-- WORK INSTRUCTIONS --
Copy out the lines starting with the line that contains "Patent image size: (956, 726)." and going on through the line that contains "The hook portion 253 is at (378, 143).", changing "exploded perspective view" to "exploded view" and keeping everything else the same.

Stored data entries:
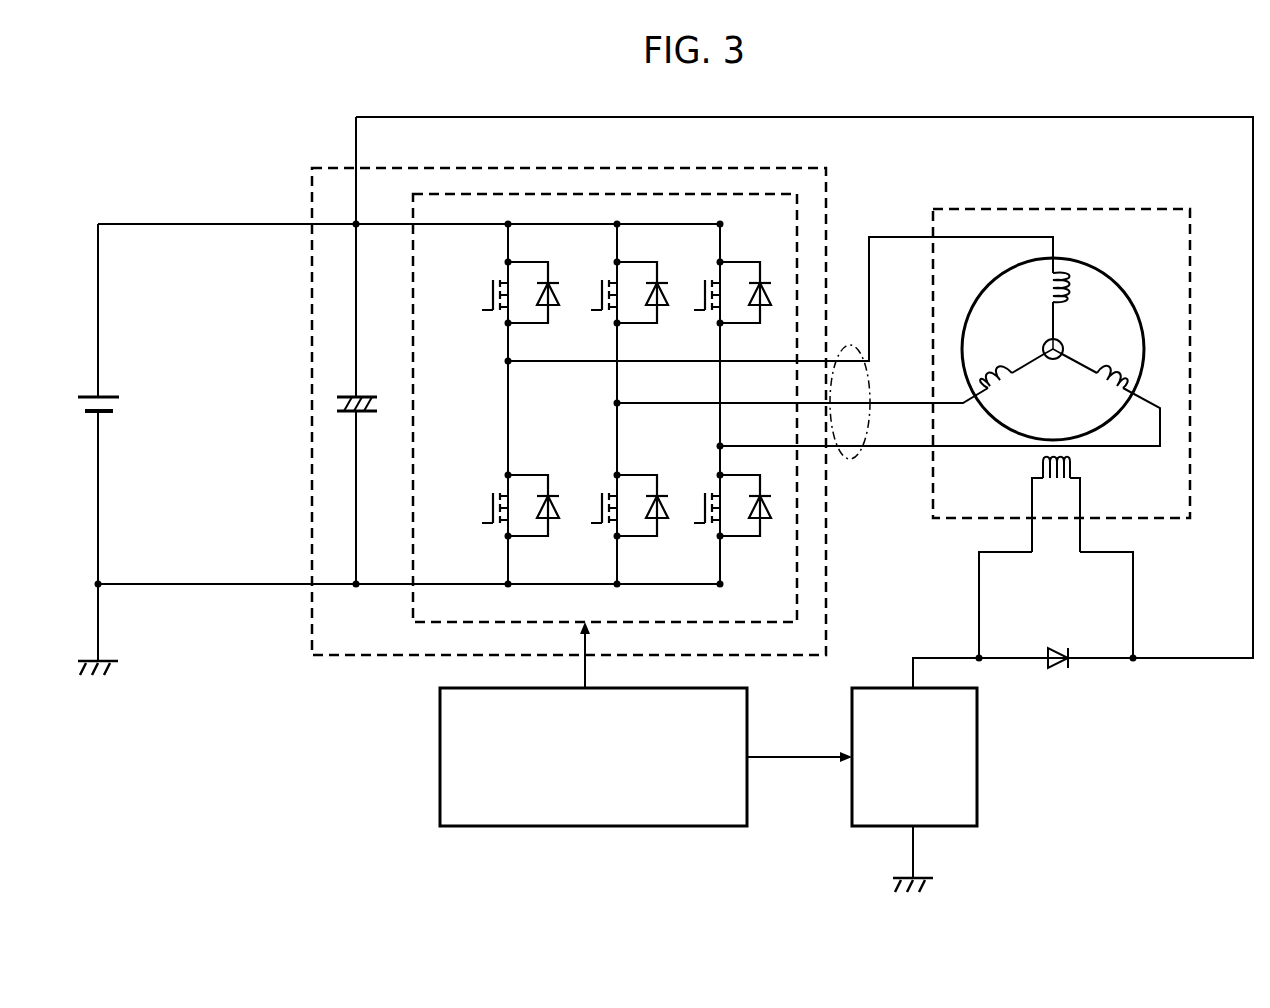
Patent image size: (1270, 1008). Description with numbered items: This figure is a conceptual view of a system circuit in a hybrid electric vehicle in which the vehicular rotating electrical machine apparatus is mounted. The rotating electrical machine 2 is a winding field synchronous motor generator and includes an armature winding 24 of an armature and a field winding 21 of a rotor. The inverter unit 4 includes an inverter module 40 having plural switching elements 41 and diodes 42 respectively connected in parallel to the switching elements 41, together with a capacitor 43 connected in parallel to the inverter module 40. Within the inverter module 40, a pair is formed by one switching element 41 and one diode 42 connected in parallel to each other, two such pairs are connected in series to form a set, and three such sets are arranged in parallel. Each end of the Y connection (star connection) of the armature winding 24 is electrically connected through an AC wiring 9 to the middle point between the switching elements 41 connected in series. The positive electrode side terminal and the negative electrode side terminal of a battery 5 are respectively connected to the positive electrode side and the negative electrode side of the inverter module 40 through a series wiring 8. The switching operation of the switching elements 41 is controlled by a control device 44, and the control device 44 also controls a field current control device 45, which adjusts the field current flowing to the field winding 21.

The rotating electrical machine 2 is at (1072, 347).
The inverter unit 4 is at (828, 196).
The battery 5 is at (122, 409).
The series wiring 8 is at (200, 224).
The AC wiring 9 is at (855, 458).
The field winding 21 is at (1085, 490).
The armature winding 24 is at (1118, 284).
The inverter module 40 is at (605, 373).
The switching element 41 is at (490, 488).
The diode 42 is at (553, 490).
The capacitor 43 is at (372, 415).
The control device 44 is at (440, 752).
The field current control device 45 is at (977, 752).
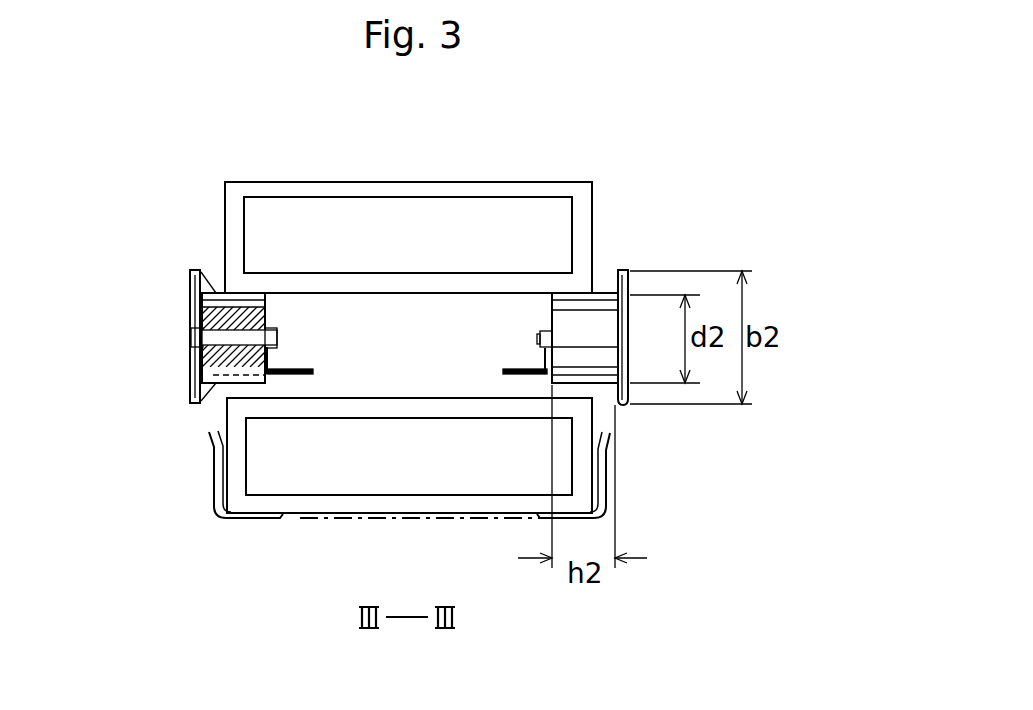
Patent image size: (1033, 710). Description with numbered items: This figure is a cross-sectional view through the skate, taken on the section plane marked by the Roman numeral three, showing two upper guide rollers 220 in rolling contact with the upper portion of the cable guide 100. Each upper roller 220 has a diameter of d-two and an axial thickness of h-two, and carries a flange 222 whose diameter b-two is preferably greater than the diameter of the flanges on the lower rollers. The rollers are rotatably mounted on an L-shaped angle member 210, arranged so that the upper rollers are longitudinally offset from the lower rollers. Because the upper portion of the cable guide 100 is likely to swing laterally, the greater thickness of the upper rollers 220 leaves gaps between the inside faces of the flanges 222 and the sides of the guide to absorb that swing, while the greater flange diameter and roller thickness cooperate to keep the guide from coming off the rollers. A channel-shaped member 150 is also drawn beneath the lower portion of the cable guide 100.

The cable guide 100 is at (373, 182).
The upper guide roller 220 is at (217, 296).
The flange 222 is at (197, 403).
The L-shaped angle member 210 is at (300, 374).
The channel member 150 is at (213, 494).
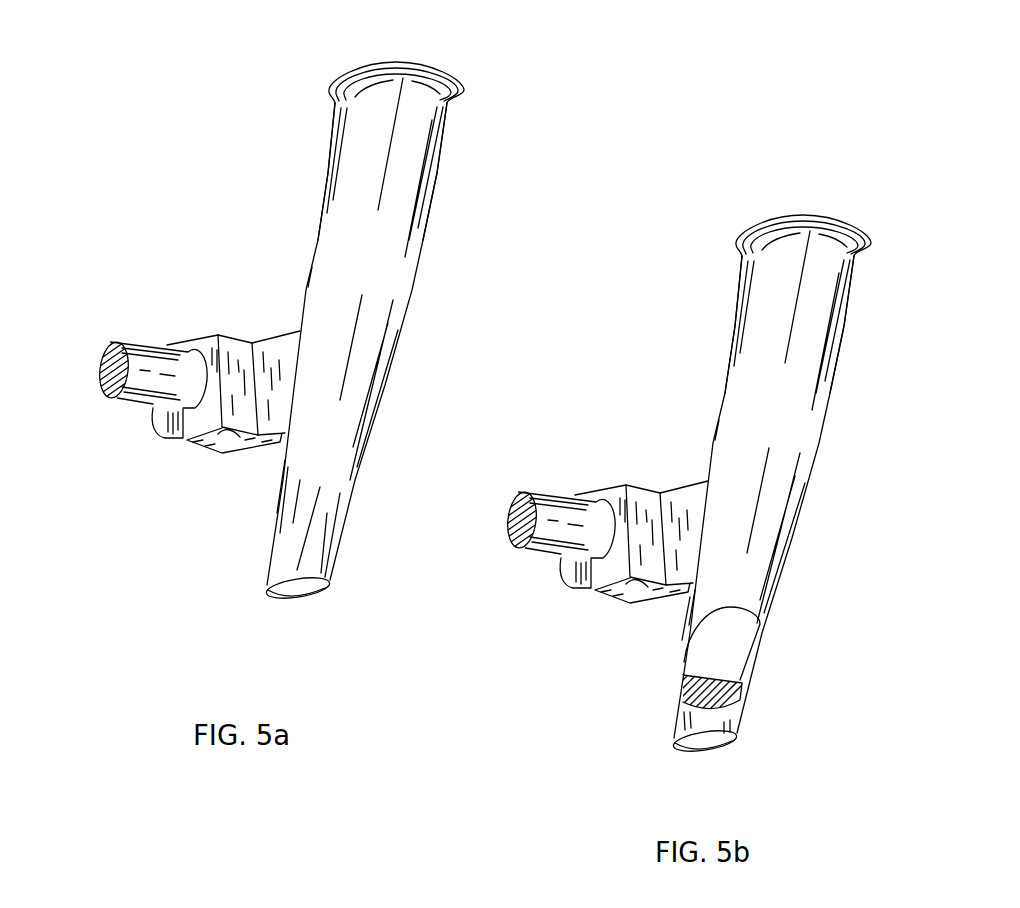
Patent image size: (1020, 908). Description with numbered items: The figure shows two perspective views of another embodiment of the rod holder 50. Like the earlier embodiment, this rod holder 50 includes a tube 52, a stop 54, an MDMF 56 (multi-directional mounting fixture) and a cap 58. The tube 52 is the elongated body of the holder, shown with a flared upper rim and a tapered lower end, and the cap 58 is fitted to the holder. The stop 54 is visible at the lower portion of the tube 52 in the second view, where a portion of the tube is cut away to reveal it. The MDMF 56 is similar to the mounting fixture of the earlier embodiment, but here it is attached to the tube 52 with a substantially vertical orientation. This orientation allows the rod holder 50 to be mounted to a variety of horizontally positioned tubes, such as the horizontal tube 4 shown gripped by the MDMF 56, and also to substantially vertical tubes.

In FIG. 5a, the tube 4 is at (110, 342).
In FIG. 5b, the tube 4 is at (531, 519).
In FIG. 5a, the rod holder 50 is at (477, 98).
In FIG. 5b, the rod holder 50 is at (768, 200).
In FIG. 5a, the tube 52 is at (463, 158).
In FIG. 5b, the tube 52 is at (697, 260).
In FIG. 5b, the stop 54 is at (747, 707).
In FIG. 5a, the MDMF 56 is at (203, 345).
In FIG. 5b, the MDMF 56 is at (613, 518).
In FIG. 5a, the cap 58 is at (167, 433).
In FIG. 5b, the cap 58 is at (530, 584).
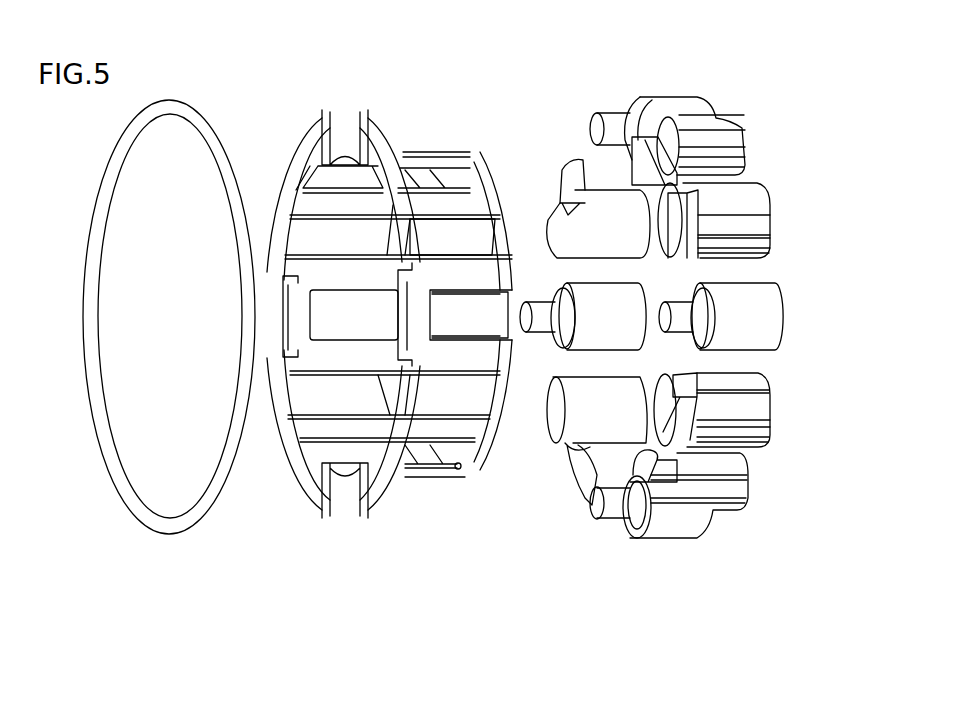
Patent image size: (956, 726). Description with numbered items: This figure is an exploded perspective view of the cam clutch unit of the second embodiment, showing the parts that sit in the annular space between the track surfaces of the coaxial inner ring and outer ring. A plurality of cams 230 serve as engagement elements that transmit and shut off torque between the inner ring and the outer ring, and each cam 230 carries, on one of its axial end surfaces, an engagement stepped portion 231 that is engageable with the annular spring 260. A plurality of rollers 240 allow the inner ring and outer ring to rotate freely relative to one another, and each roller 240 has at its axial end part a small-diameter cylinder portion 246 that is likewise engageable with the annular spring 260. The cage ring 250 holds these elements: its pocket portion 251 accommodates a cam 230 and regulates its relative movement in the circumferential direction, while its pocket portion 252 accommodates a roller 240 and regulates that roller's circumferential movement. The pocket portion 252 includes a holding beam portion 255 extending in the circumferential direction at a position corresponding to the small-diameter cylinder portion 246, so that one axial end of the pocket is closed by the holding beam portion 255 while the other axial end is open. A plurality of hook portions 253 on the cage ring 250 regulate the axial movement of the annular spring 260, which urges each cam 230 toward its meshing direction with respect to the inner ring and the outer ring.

The annular spring 260 is at (112, 175).
The cage ring 250 is at (397, 321).
The pocket portion 251 is at (464, 226).
The pocket portion 252 is at (472, 326).
The hook portion 253 is at (378, 143).
The holding beam portion 255 is at (357, 477).
The cam 230 is at (693, 317).
The engagement stepped portion 231 is at (676, 215).
The roller 240 is at (680, 299).
The small-diameter cylinder portion 246 is at (680, 317).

-- EXERCISE ANSWER --
Patent image size: (956, 726). Description with numbered items: This figure is an exploded view of the cam clutch unit of the second embodiment, showing the parts that sit in the annular space between the track surfaces of the coaxial inner ring and outer ring. A plurality of cams 230 serve as engagement elements that transmit and shut off torque between the inner ring and the outer ring, and each cam 230 carries, on one of its axial end surfaces, an engagement stepped portion 231 that is engageable with the annular spring 260. A plurality of rollers 240 allow the inner ring and outer ring to rotate freely relative to one another, and each roller 240 has at its axial end part a small-diameter cylinder portion 246 that is likewise engageable with the annular spring 260. The cage ring 250 holds these elements: its pocket portion 251 accommodates a cam 230 and regulates its relative movement in the circumferential direction, while its pocket portion 252 accommodates a roller 240 and regulates that roller's circumferential movement. The pocket portion 252 includes a holding beam portion 255 extending in the circumferential direction at a position corresponding to the small-diameter cylinder portion 246, so that one axial end of the pocket is closed by the holding beam portion 255 while the other axial end is open. A plurality of hook portions 253 on the cage ring 250 regulate the axial movement of the annular spring 260, which urges each cam 230 toward its meshing direction with respect to the inner ring and the outer ring.

The annular spring 260 is at (112, 175).
The cage ring 250 is at (397, 321).
The pocket portion 251 is at (464, 226).
The pocket portion 252 is at (472, 326).
The hook portion 253 is at (378, 143).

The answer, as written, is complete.